Quote every line below exactly as it reads.

[Data entries]
* begin *

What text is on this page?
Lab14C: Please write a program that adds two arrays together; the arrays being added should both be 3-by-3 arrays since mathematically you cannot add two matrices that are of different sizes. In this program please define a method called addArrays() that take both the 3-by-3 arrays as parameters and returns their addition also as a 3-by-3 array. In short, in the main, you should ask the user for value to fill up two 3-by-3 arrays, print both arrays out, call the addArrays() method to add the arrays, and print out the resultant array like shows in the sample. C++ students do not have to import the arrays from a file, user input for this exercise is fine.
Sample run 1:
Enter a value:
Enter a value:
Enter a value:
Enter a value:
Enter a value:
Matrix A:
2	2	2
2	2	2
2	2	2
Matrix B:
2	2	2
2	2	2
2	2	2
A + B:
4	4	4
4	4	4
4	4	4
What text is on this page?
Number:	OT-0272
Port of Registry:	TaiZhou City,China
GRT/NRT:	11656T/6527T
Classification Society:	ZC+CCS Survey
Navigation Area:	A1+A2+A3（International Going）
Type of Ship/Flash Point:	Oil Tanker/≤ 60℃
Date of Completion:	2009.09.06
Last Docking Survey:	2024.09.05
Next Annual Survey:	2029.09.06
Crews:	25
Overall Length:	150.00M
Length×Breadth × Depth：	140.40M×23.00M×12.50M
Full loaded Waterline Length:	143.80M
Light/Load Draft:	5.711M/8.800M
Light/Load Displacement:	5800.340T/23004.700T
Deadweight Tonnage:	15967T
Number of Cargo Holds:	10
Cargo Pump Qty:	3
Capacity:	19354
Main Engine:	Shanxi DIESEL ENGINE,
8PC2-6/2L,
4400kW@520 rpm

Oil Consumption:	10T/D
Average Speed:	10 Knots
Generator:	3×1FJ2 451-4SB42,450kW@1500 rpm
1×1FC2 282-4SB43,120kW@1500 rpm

* end *

SOLUTION FOR THIS TASK:
What text is on this page?
Lab14C: Please write a program that adds two arrays together; the arrays being added should both be 3-by-3 arrays since mathematically you cannot add two matrices that are of different sizes. In this program please define a method called addArrays() that take both the 3-by-3 arrays as parameters and returns their addition also as a 3-by-3 array. In short, in the main, you should ask the user for value to fill up two 3-by-3 arrays, print both arrays out, call the addArrays() method to add the arrays, and print out the resultant array like shows in the sample. C++ students do not have to import the arrays from a file, user input for this exercise is fine.
Sample run 1:
Enter a value:
Enter a value:
Enter a value:
Enter a value:
Enter a value:
Matrix A:
2	2	2
2	2	2
2	2	2
Matrix B:
2	2	2
2	2	2
2	2	2
A + B:
4	4	4
4	4	4
4	4	4
What text is on this page?
Number:	OT-0272
Port of Registry:	TaiZhou City,China
GRT/NRT:	11656T/6527T
Classification Society:	ZC+CCS Survey
Navigation Area:	A1+A2+A3（International Going）
Type of Ship/Flash Point:	Oil Tanker/≤ 60℃
Date of Completion:	2009.09.06
Last Docking Survey:	2024.09.05
Next Annual Survey:	2029.09.06
Crews:	25
Overall Length:	150.00M
Length×Breadth × Depth：	140.40M×23.00M×12.50M
Full loaded Waterline Length:	143.80M
Light/Load Draft:	5.711M/8.800M
Light/Load Displacement:	5800.340T/23004.700T
Deadweight Tonnage:	15967T
Number of Cargo Holds:	10
Cargo Pump Qty:	3
Capacity:	19354
Main Engine:	Shanxi DIESEL ENGINE,
8PC2-6/2L,
4400kW@520 rpm

Oil Consumption:	10T/D
Average Speed:	10 Knots
Generator:	3×1FJ2 451-4SB42,450kW@1500 rpm
1×1FC2 282-4SB43,120kW@1500 rpm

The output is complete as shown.